§ **Exercise description**: Return the lines below that carry the word "上海科技大学".
______________________________
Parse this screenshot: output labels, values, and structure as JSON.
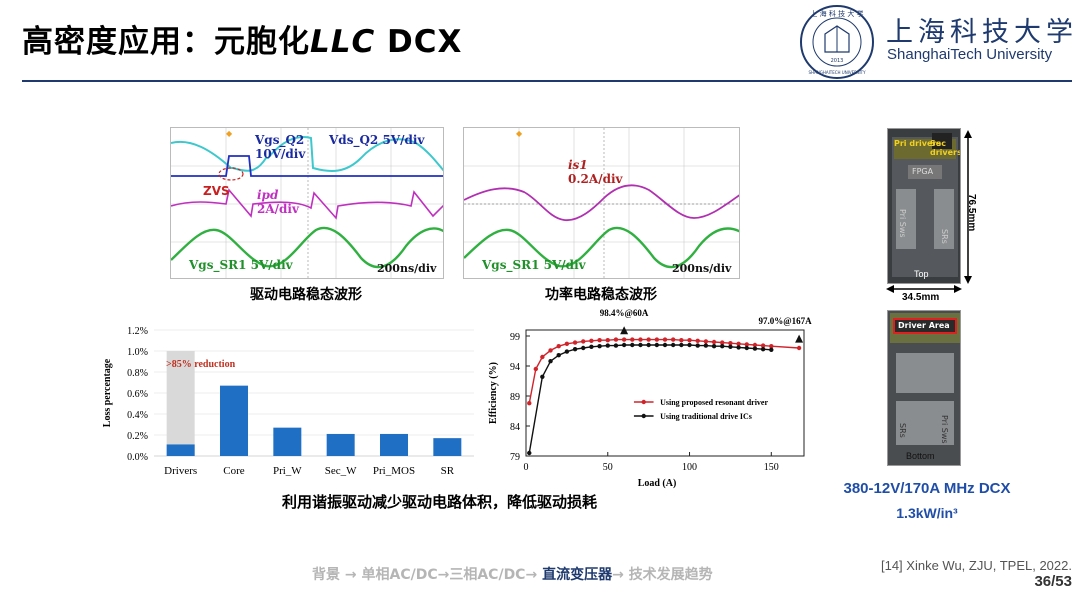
{
  "slide": {
    "title_main": "高密度应用：元胞化",
    "title_italic": "LLC",
    "title_tail": " DCX",
    "university_cn": "上海科技大学",
    "university_en": "ShanghaiTech University",
    "seal_text": "上海科技大学",
    "seal_year": "2013",
    "seal_en": "SHANGHAITECH UNIVERSITY"
  },
  "scope1": {
    "caption": "驱动电路稳态波形",
    "label_vgs_q2": "Vgs_Q2",
    "label_vgs_q2_scale": "10V/div",
    "label_vds_q2": "Vds_Q2",
    "label_vds_q2_scale": "5V/div",
    "label_zvs": "ZVS",
    "label_ipd": "ipd",
    "label_ipd_scale": "2A/div",
    "label_vgs_sr1": "Vgs_SR1",
    "label_vgs_sr1_scale": "5V/div",
    "timebase": "200ns/div"
  },
  "scope2": {
    "caption": "功率电路稳态波形",
    "label_is1": "is1",
    "label_is1_scale": "0.2A/div",
    "label_vgs_sr1": "Vgs_SR1",
    "label_vgs_sr1_scale": "5V/div",
    "timebase": "200ns/div"
  },
  "bottom_caption": "利用谐振驱动减少驱动电路体积，降低驱动损耗",
  "board": {
    "height_label": "76.5mm",
    "width_label": "34.5mm",
    "top_label": "Top",
    "bottom_label": "Bottom",
    "fpga_label": "FPGA",
    "pri_drivers": "Pri drivers",
    "sec_drivers": "Sec drivers",
    "pri_sws": "Pri Sws",
    "srs": "SRs",
    "driver_area": "Driver Area",
    "spec_line1": "380-12V/170A MHz DCX",
    "spec_line2": "1.3kW/in³"
  },
  "footer": {
    "nav_1": "背景",
    "nav_2": "单相AC/DC",
    "nav_3": "三相AC/DC",
    "nav_current": "直流变压器",
    "nav_5": "技术发展趋势",
    "reference": "[14] Xinke Wu, ZJU, TPEL, 2022.",
    "page": "36/53"
  },
  "chart_data": [
    {
      "type": "bar",
      "ylabel": "Loss percentage",
      "annotation": ">85% reduction",
      "categories": [
        "Drivers",
        "Core",
        "Pri_W",
        "Sec_W",
        "Pri_MOS",
        "SR"
      ],
      "ylim": [
        0,
        1.2
      ],
      "yticks": [
        "0.0%",
        "0.2%",
        "0.4%",
        "0.6%",
        "0.8%",
        "1.0%",
        "1.2%"
      ],
      "series": [
        {
          "values": [
            0.11,
            0.67,
            0.27,
            0.21,
            0.21,
            0.17
          ],
          "color": "#1f6fc5"
        },
        {
          "values": [
            1.0,
            null,
            null,
            null,
            null,
            null
          ],
          "color": "#d9d9d9"
        }
      ]
    },
    {
      "type": "line",
      "xlabel": "Load (A)",
      "ylabel": "Efficiency (%)",
      "xlim": [
        0,
        170
      ],
      "ylim": [
        79,
        100
      ],
      "xticks": [
        0,
        50,
        100,
        150
      ],
      "yticks": [
        79,
        84,
        89,
        94,
        99
      ],
      "annotations": [
        "98.4%@60A",
        "97.0%@167A"
      ],
      "series": [
        {
          "name": "Using proposed resonant driver",
          "color": "#d0242b",
          "x": [
            2,
            6,
            10,
            15,
            20,
            25,
            30,
            35,
            40,
            45,
            50,
            55,
            60,
            65,
            70,
            75,
            80,
            85,
            90,
            95,
            100,
            105,
            110,
            115,
            120,
            125,
            130,
            135,
            140,
            145,
            150,
            167
          ],
          "y": [
            87.8,
            93.5,
            95.5,
            96.6,
            97.3,
            97.7,
            97.9,
            98.1,
            98.2,
            98.3,
            98.3,
            98.4,
            98.4,
            98.4,
            98.4,
            98.4,
            98.4,
            98.4,
            98.4,
            98.3,
            98.3,
            98.2,
            98.1,
            98.0,
            97.9,
            97.8,
            97.7,
            97.6,
            97.5,
            97.4,
            97.3,
            97.0
          ]
        },
        {
          "name": "Using traditional drive ICs",
          "color": "#111111",
          "x": [
            2,
            10,
            15,
            20,
            25,
            30,
            35,
            40,
            45,
            50,
            55,
            60,
            65,
            70,
            75,
            80,
            85,
            90,
            95,
            100,
            105,
            110,
            115,
            120,
            125,
            130,
            135,
            140,
            145,
            150
          ],
          "y": [
            79.5,
            92.2,
            94.8,
            95.8,
            96.4,
            96.8,
            97.0,
            97.2,
            97.3,
            97.4,
            97.4,
            97.5,
            97.5,
            97.5,
            97.5,
            97.5,
            97.5,
            97.5,
            97.5,
            97.5,
            97.4,
            97.4,
            97.3,
            97.3,
            97.2,
            97.1,
            97.0,
            96.9,
            96.8,
            96.7
          ]
        }
      ]
    }
  ]
}
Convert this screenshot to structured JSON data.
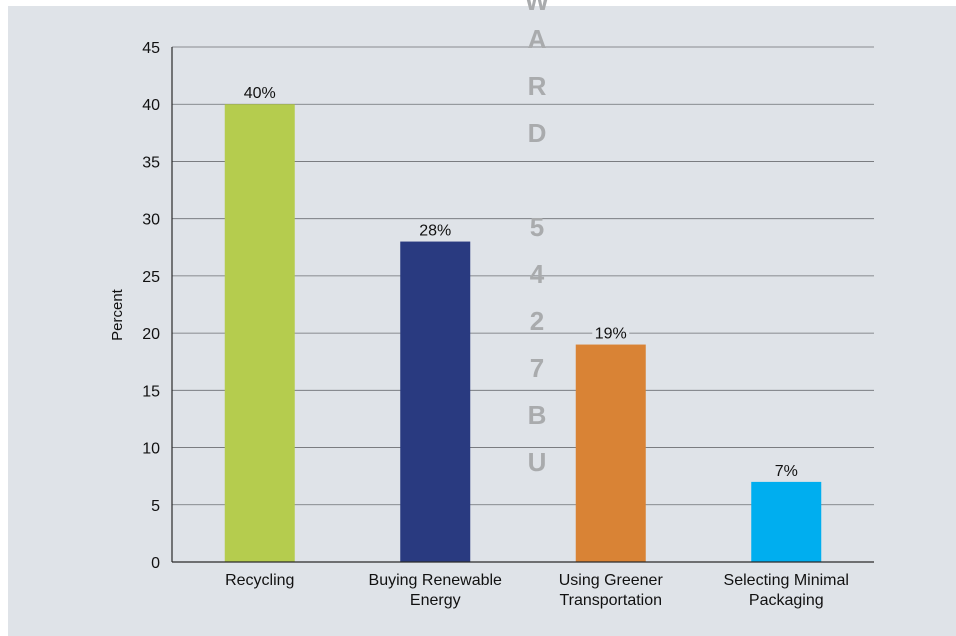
{
  "chart_data": {
    "type": "bar",
    "categories": [
      [
        "Recycling"
      ],
      [
        "Buying Renewable",
        "Energy"
      ],
      [
        "Using Greener",
        "Transportation"
      ],
      [
        "Selecting Minimal",
        "Packaging"
      ]
    ],
    "values": [
      40,
      28,
      19,
      7
    ],
    "data_labels": [
      "40%",
      "28%",
      "19%",
      "7%"
    ],
    "colors": [
      "#b5cc4e",
      "#293a80",
      "#d98335",
      "#00aeef"
    ],
    "ylabel": "Percent",
    "ylim": [
      0,
      45
    ],
    "yticks": [
      0,
      5,
      10,
      15,
      20,
      25,
      30,
      35,
      40,
      45
    ],
    "grid": true,
    "watermark": [
      "W",
      "A",
      "R",
      "D",
      "5",
      "4",
      "2",
      "7",
      "B",
      "U"
    ]
  }
}
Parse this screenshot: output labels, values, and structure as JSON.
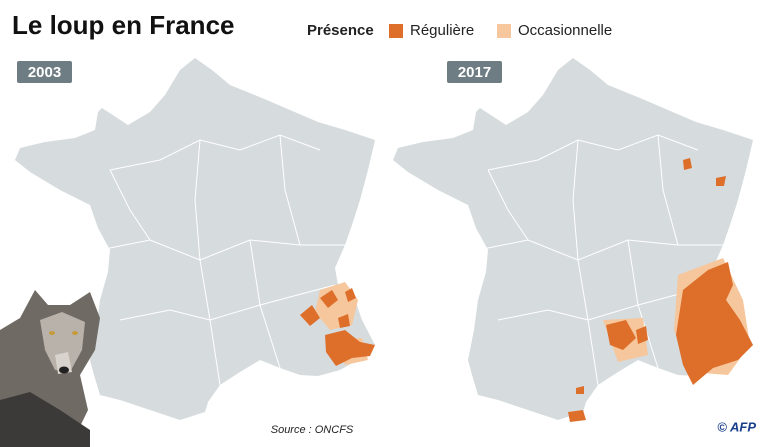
{
  "header": {
    "title": "Le loup en France"
  },
  "legend": {
    "title": "Présence",
    "items": [
      {
        "label": "Régulière",
        "color": "#dd6f2b"
      },
      {
        "label": "Occasionnelle",
        "color": "#f6c79c"
      }
    ]
  },
  "maps": [
    {
      "label": "2003"
    },
    {
      "label": "2017"
    }
  ],
  "footer": {
    "source": "Source : ONCFS",
    "credit": "© AFP"
  }
}
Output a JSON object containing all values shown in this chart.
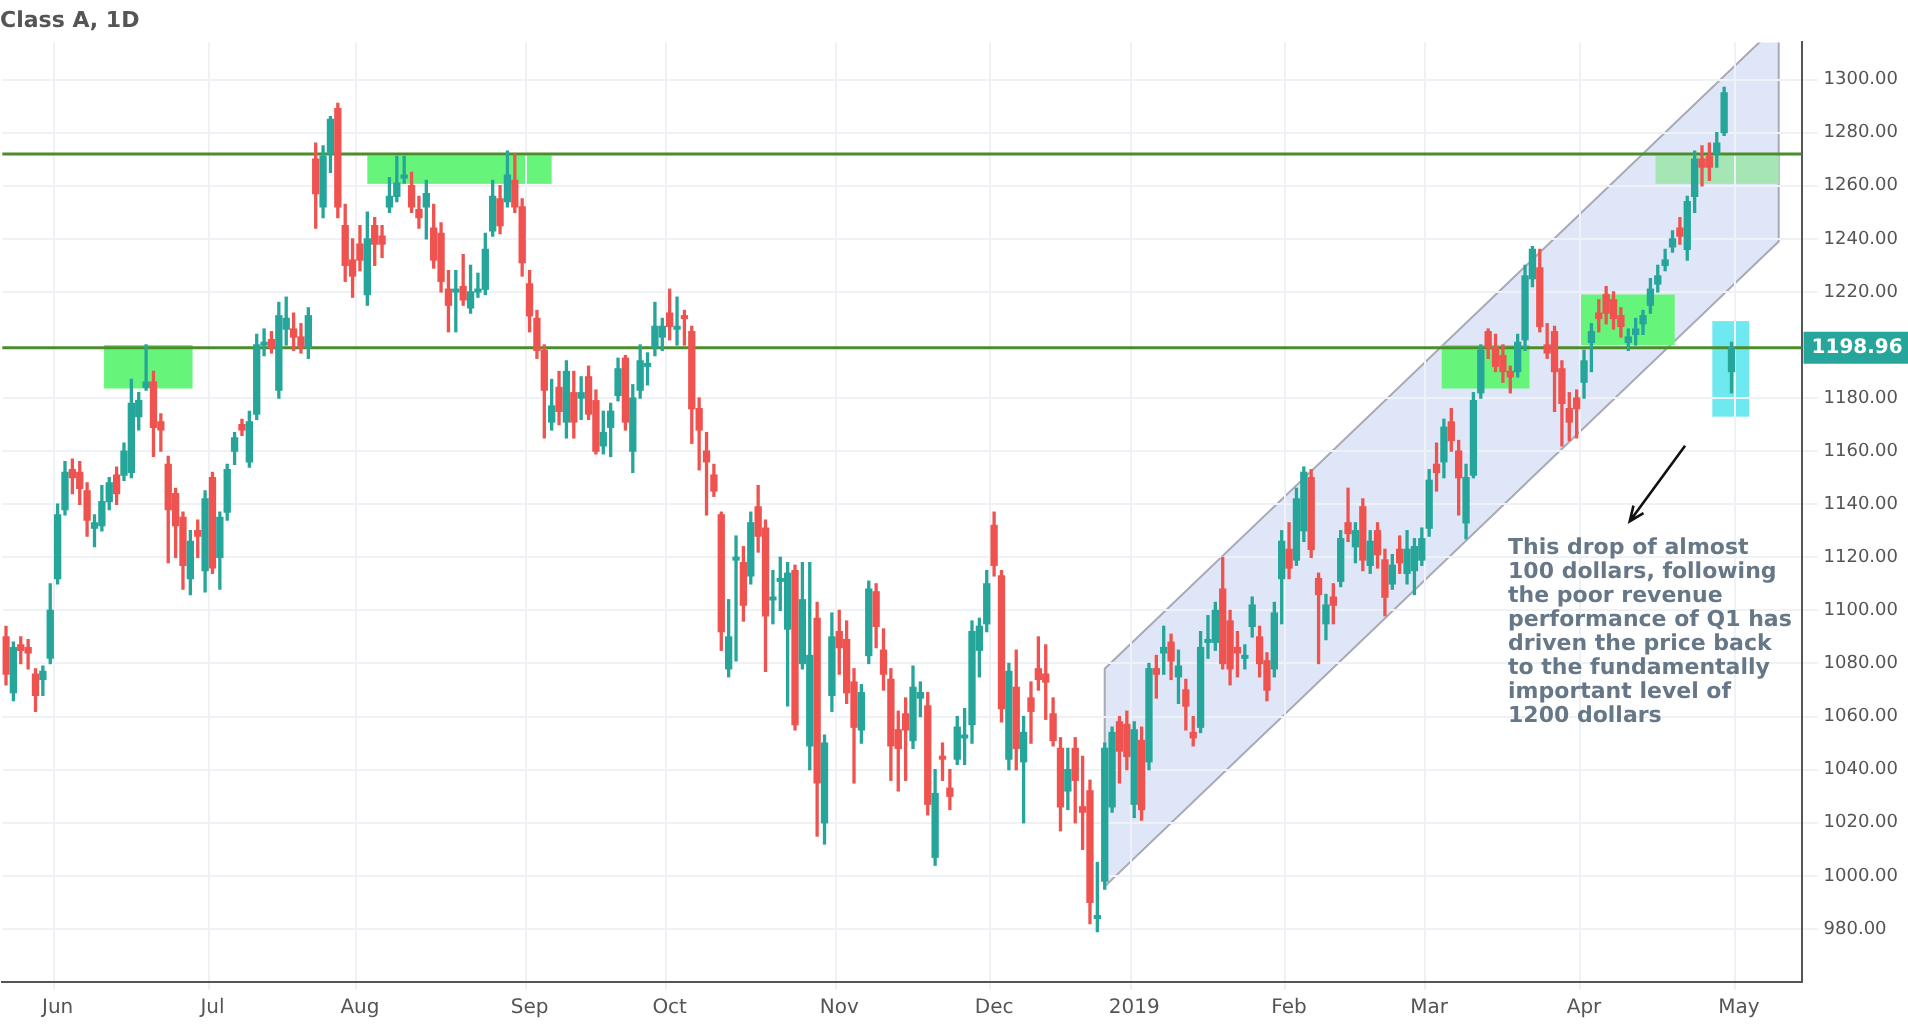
______________________________
§ **Result of this exercise**:
    "university_cn": "上海科技大学",
    "seal_text": "上海科技大学",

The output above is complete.